■ Problem requirements
Below are the records; locate each line with the word "mean" and copy it.

** Begin Records provided **

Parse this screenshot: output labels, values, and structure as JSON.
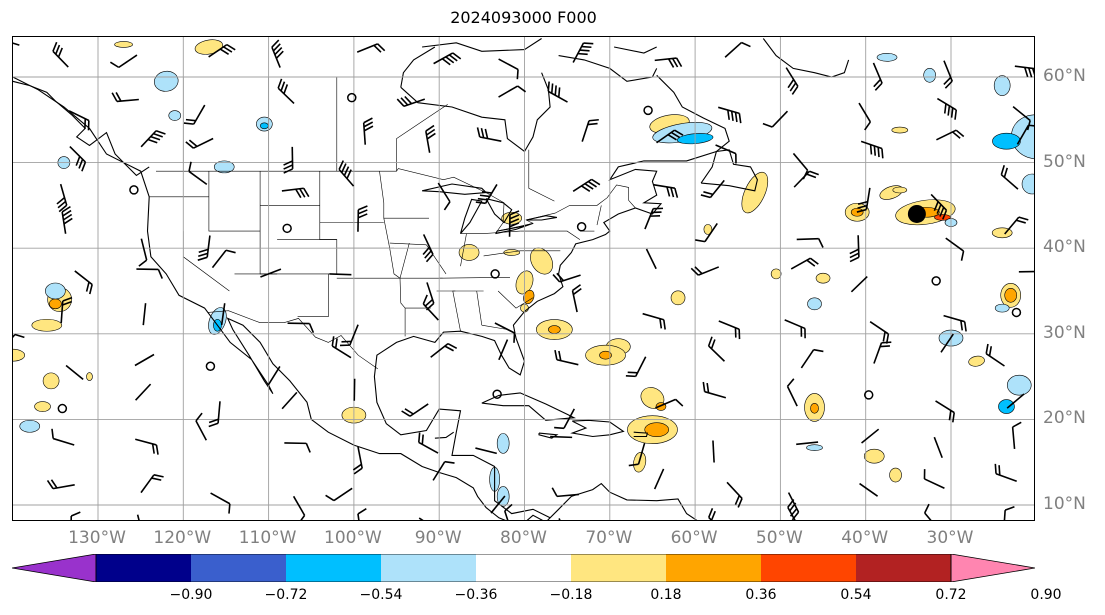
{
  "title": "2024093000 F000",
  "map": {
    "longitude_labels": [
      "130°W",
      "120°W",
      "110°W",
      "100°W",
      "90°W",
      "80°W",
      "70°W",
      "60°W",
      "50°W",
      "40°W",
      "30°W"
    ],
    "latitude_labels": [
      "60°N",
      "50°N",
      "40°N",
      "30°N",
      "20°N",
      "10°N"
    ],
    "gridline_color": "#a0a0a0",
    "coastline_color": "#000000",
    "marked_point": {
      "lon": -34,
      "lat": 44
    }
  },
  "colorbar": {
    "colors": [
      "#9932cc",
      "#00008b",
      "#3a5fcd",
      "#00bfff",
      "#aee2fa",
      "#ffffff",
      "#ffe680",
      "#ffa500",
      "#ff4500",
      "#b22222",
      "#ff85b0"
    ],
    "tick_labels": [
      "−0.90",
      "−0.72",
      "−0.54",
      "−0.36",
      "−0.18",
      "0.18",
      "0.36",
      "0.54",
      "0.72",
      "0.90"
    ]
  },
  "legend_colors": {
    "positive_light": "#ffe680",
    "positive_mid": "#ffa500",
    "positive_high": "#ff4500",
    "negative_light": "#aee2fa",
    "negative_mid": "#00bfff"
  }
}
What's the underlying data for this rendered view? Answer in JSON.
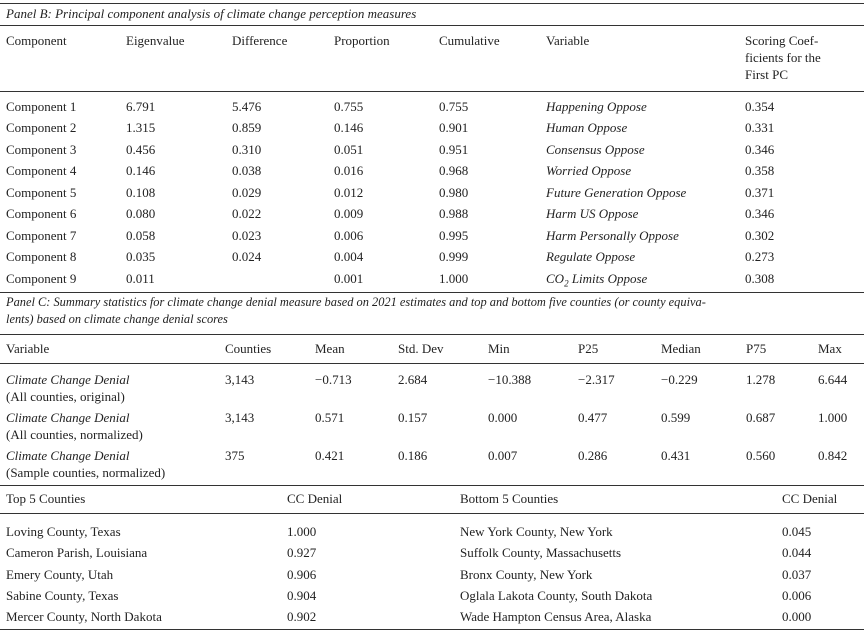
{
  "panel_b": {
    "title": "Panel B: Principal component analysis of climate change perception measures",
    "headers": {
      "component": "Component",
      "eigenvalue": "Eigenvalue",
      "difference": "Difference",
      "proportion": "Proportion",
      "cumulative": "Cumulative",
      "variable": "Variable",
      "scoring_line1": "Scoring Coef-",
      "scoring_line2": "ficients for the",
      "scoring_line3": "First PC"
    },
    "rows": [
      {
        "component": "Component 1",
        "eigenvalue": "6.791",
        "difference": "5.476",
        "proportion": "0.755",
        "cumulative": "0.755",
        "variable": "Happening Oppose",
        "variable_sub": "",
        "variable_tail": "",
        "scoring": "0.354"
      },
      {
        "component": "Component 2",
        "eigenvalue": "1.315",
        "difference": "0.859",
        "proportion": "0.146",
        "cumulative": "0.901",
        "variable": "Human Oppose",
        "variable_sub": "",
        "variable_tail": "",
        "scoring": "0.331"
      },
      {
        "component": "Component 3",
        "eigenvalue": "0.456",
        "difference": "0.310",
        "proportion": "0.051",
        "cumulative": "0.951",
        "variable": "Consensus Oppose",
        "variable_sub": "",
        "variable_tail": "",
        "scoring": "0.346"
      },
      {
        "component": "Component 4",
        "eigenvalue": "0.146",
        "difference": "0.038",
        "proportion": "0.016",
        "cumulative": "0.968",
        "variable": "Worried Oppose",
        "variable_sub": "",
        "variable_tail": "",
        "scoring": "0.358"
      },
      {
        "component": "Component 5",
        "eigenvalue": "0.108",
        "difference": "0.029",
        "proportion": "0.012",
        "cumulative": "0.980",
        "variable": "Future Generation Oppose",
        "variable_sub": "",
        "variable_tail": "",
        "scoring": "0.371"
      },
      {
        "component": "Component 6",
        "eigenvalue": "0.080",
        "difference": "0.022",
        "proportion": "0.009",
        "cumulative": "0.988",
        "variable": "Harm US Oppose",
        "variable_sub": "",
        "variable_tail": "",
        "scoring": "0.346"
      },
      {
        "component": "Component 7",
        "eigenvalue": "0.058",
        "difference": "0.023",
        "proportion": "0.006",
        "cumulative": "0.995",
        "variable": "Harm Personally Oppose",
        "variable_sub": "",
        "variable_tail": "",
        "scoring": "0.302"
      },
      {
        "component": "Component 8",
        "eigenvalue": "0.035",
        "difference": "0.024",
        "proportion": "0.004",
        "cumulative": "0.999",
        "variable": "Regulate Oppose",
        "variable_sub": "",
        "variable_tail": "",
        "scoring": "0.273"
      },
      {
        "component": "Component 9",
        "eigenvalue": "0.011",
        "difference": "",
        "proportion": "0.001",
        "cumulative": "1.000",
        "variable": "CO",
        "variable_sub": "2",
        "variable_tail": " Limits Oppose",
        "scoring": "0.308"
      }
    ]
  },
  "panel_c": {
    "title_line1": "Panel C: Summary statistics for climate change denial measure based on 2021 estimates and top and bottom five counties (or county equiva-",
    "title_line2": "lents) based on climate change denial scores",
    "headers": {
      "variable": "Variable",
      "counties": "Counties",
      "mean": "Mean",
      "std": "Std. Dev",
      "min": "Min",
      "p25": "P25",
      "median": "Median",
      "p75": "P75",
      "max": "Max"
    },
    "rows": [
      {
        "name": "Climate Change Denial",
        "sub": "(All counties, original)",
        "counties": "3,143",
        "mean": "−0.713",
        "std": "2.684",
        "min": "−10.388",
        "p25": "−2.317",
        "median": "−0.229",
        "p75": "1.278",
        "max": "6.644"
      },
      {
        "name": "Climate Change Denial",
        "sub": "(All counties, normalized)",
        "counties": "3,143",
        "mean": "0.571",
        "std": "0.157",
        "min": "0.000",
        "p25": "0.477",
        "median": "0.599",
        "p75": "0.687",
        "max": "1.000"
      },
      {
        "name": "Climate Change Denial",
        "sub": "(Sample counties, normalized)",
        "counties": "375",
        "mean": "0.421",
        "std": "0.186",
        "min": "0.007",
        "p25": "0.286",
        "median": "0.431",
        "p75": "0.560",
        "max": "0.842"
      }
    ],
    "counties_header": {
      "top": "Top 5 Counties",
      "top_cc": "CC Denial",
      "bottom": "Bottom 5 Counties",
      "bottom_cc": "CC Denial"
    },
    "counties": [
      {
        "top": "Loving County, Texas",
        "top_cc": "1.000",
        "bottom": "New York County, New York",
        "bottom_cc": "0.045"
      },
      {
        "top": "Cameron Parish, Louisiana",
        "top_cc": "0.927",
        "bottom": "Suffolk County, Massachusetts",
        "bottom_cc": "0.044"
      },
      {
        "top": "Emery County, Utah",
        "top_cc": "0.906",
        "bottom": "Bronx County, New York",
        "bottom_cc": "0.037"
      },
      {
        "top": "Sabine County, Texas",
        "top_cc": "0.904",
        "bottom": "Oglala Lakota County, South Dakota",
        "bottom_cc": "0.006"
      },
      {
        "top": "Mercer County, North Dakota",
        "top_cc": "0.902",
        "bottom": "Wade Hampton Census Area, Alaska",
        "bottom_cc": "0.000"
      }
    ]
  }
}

** End Records provided **

■ Result for this task
      "mean": "Mean",
        "mean": "−0.713",
        "mean": "0.571",
        "mean": "0.421",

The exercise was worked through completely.